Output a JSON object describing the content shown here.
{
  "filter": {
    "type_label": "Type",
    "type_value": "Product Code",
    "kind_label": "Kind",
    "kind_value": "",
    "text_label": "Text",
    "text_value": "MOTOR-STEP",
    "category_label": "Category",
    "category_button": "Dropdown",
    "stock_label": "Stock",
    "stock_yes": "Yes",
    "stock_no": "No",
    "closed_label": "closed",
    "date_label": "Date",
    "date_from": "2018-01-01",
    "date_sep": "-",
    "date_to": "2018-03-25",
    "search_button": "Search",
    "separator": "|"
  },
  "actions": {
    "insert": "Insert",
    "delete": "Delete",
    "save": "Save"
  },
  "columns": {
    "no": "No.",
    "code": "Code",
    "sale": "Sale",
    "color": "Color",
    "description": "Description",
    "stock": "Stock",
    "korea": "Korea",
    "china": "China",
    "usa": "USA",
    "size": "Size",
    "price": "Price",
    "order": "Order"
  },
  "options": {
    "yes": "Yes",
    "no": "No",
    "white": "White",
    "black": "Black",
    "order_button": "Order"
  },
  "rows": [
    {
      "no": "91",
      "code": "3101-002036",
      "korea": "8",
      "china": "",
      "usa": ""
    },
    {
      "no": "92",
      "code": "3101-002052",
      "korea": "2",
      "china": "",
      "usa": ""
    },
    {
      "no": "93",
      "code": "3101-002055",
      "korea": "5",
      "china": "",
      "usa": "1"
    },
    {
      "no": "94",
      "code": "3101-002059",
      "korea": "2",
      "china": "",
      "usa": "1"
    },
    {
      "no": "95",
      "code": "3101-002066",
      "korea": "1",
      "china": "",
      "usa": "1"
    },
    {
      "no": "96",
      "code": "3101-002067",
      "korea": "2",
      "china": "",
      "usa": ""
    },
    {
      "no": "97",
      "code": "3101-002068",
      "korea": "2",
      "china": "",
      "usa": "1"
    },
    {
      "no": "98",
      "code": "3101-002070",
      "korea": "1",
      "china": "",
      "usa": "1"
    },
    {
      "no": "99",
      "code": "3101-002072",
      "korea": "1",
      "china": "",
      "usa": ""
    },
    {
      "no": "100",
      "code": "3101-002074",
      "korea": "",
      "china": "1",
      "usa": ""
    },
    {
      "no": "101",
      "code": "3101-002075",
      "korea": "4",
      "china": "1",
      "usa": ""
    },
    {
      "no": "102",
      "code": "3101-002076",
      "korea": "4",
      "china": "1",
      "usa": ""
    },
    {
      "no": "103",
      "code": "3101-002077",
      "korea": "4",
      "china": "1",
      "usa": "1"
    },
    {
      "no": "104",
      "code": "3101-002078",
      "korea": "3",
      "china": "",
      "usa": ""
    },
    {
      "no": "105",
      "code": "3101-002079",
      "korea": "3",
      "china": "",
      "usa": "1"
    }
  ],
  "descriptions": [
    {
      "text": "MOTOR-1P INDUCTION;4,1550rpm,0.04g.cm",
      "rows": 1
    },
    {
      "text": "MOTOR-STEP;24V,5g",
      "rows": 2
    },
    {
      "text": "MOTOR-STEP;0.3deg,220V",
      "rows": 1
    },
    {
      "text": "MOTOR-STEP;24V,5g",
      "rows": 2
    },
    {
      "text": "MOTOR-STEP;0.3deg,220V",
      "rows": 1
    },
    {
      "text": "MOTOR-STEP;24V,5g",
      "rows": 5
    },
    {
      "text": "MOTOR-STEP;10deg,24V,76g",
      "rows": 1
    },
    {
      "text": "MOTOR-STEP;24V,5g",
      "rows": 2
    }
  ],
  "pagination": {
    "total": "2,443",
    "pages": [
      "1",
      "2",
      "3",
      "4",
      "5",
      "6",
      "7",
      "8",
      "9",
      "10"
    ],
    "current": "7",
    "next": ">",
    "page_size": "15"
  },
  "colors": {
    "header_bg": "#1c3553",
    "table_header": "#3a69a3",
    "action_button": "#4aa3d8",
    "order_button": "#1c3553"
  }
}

What the task requires – Repeat the material word for word, in full.

Finished task –
Output a JSON object describing the content shown here.
{
  "filter": {
    "type_label": "Type",
    "type_value": "Product Code",
    "kind_label": "Kind",
    "kind_value": "",
    "text_label": "Text",
    "text_value": "MOTOR-STEP",
    "category_label": "Category",
    "category_button": "Dropdown",
    "stock_label": "Stock",
    "stock_yes": "Yes",
    "stock_no": "No",
    "closed_label": "closed",
    "date_label": "Date",
    "date_from": "2018-01-01",
    "date_sep": "-",
    "date_to": "2018-03-25",
    "search_button": "Search",
    "separator": "|"
  },
  "actions": {
    "insert": "Insert",
    "delete": "Delete",
    "save": "Save"
  },
  "columns": {
    "no": "No.",
    "code": "Code",
    "sale": "Sale",
    "color": "Color",
    "description": "Description",
    "stock": "Stock",
    "korea": "Korea",
    "china": "China",
    "usa": "USA",
    "size": "Size",
    "price": "Price",
    "order": "Order"
  },
  "options": {
    "yes": "Yes",
    "no": "No",
    "white": "White",
    "black": "Black",
    "order_button": "Order"
  },
  "rows": [
    {
      "no": "91",
      "code": "3101-002036",
      "korea": "8",
      "china": "",
      "usa": ""
    },
    {
      "no": "92",
      "code": "3101-002052",
      "korea": "2",
      "china": "",
      "usa": ""
    },
    {
      "no": "93",
      "code": "3101-002055",
      "korea": "5",
      "china": "",
      "usa": "1"
    },
    {
      "no": "94",
      "code": "3101-002059",
      "korea": "2",
      "china": "",
      "usa": "1"
    },
    {
      "no": "95",
      "code": "3101-002066",
      "korea": "1",
      "china": "",
      "usa": "1"
    },
    {
      "no": "96",
      "code": "3101-002067",
      "korea": "2",
      "china": "",
      "usa": ""
    },
    {
      "no": "97",
      "code": "3101-002068",
      "korea": "2",
      "china": "",
      "usa": "1"
    },
    {
      "no": "98",
      "code": "3101-002070",
      "korea": "1",
      "china": "",
      "usa": "1"
    },
    {
      "no": "99",
      "code": "3101-002072",
      "korea": "1",
      "china": "",
      "usa": ""
    },
    {
      "no": "100",
      "code": "3101-002074",
      "korea": "",
      "china": "1",
      "usa": ""
    },
    {
      "no": "101",
      "code": "3101-002075",
      "korea": "4",
      "china": "1",
      "usa": ""
    },
    {
      "no": "102",
      "code": "3101-002076",
      "korea": "4",
      "china": "1",
      "usa": ""
    },
    {
      "no": "103",
      "code": "3101-002077",
      "korea": "4",
      "china": "1",
      "usa": "1"
    },
    {
      "no": "104",
      "code": "3101-002078",
      "korea": "3",
      "china": "",
      "usa": ""
    },
    {
      "no": "105",
      "code": "3101-002079",
      "korea": "3",
      "china": "",
      "usa": "1"
    }
  ],
  "descriptions": [
    {
      "text": "MOTOR-1P INDUCTION;4,1550rpm,0.04g.cm",
      "rows": 1
    },
    {
      "text": "MOTOR-STEP;24V,5g",
      "rows": 2
    },
    {
      "text": "MOTOR-STEP;0.3deg,220V",
      "rows": 1
    },
    {
      "text": "MOTOR-STEP;24V,5g",
      "rows": 2
    },
    {
      "text": "MOTOR-STEP;0.3deg,220V",
      "rows": 1
    },
    {
      "text": "MOTOR-STEP;24V,5g",
      "rows": 5
    },
    {
      "text": "MOTOR-STEP;10deg,24V,76g",
      "rows": 1
    },
    {
      "text": "MOTOR-STEP;24V,5g",
      "rows": 2
    }
  ],
  "pagination": {
    "total": "2,443",
    "pages": [
      "1",
      "2",
      "3",
      "4",
      "5",
      "6",
      "7",
      "8",
      "9",
      "10"
    ],
    "current": "7",
    "next": ">",
    "page_size": "15"
  },
  "colors": {
    "header_bg": "#1c3553",
    "table_header": "#3a69a3",
    "action_button": "#4aa3d8",
    "order_button": "#1c3553"
  }
}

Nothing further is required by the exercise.